## WHAT IS EXPECTED:
Check each line of the records for "nCoefficient"; collect those that have it.

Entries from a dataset

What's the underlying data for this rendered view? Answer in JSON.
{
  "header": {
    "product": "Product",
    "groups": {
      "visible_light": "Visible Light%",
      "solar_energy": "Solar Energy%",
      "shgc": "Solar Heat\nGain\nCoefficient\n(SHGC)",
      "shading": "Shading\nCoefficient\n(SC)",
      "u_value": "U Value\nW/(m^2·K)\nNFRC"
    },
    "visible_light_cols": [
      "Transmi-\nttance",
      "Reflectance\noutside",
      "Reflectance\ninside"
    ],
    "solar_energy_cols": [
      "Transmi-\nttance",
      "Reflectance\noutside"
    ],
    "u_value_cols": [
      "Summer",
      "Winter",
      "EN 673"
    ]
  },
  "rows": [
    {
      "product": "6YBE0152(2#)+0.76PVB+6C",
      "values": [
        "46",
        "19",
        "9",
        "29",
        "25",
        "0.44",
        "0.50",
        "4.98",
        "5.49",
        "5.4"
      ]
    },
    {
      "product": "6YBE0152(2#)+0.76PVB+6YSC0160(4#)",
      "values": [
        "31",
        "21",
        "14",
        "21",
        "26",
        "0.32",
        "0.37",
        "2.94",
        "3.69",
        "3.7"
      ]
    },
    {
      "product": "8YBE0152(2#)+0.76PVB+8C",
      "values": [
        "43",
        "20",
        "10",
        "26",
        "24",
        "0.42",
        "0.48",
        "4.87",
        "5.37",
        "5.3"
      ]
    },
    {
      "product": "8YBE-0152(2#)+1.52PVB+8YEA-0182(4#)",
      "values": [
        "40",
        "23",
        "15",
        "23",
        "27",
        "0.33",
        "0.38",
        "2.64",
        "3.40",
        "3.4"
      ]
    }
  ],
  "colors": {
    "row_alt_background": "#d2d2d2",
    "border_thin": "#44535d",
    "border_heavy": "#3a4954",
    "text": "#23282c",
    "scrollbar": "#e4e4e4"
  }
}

## CORRECT ANSWER:
      "shgc": "Solar Heat\nGain\nCoefficient\n(SHGC)",
      "shading": "Shading\nCoefficient\n(SC)",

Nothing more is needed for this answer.